BEGIN Dataset excerpts

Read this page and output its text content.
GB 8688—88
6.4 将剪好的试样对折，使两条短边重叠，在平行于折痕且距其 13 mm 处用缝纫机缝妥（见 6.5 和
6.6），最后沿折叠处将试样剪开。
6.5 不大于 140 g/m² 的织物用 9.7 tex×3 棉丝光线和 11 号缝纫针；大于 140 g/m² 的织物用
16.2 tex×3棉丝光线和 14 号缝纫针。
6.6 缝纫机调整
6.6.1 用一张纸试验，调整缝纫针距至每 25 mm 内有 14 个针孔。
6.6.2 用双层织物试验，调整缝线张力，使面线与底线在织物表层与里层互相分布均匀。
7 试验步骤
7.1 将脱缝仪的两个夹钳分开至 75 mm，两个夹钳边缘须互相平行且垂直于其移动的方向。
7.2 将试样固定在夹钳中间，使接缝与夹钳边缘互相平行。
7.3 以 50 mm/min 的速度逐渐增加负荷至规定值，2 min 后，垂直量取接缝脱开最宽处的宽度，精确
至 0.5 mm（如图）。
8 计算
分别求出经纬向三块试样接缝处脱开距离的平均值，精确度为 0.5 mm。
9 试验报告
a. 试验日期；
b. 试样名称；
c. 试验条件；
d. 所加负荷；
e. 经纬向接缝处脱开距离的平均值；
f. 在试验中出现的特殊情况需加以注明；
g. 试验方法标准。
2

END Dataset excerpts
BEGIN Dataset excerpts

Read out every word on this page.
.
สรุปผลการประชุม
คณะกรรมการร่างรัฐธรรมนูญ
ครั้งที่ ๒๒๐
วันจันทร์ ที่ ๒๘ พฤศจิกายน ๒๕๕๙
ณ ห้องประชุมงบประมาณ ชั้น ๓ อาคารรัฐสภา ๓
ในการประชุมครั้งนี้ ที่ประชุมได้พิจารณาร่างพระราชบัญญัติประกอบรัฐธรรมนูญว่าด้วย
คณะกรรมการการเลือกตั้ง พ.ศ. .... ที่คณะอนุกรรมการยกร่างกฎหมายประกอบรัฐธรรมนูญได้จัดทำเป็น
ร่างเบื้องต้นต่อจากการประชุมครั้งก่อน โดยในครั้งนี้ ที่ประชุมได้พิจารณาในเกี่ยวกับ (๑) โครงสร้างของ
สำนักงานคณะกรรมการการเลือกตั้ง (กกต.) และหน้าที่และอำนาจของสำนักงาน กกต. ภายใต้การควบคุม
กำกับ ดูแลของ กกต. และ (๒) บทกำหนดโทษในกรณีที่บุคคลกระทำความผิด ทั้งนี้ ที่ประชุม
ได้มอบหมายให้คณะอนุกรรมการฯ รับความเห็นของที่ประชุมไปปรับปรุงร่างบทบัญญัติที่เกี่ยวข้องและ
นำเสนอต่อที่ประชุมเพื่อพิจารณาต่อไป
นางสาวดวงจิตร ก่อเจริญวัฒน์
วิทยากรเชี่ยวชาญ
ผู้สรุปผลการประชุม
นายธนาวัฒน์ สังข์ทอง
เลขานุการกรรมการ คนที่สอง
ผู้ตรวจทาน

END Dataset excerpts
BEGIN Dataset excerpts

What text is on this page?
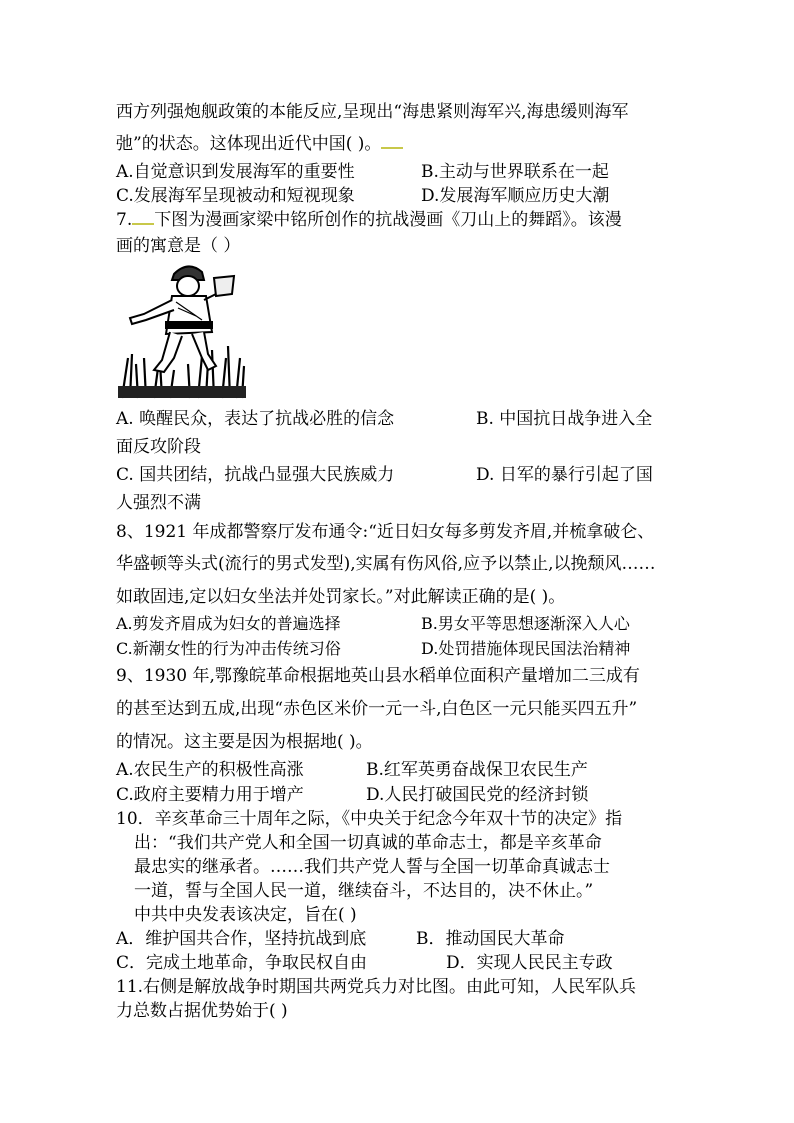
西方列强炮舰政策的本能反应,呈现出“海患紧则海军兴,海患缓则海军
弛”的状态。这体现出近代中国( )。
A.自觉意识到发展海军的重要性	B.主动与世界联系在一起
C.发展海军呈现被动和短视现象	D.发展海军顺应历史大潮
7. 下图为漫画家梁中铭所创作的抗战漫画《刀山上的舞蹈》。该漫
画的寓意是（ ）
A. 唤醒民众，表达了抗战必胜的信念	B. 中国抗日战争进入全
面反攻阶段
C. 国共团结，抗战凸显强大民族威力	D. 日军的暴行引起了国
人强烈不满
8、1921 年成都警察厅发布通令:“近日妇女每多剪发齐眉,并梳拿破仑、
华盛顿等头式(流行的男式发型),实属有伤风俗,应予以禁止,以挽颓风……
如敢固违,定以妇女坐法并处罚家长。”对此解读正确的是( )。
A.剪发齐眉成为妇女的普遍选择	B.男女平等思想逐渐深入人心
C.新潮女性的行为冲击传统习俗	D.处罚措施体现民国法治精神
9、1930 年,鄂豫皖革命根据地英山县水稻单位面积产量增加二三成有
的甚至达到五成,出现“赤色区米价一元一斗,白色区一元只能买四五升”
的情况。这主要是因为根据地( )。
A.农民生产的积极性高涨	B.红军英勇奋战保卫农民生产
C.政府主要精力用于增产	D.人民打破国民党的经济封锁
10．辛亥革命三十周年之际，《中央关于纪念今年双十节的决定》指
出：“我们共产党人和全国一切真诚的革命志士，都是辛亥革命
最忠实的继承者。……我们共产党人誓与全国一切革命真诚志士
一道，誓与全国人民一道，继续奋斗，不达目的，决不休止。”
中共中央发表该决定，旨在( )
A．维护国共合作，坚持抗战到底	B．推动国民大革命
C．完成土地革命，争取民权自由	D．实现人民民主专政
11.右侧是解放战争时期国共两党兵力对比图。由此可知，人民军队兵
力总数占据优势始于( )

END Dataset excerpts

Looking at the records above, work out how many lines include the word "号缝纫针", then give that number by itself.

Full answer:
2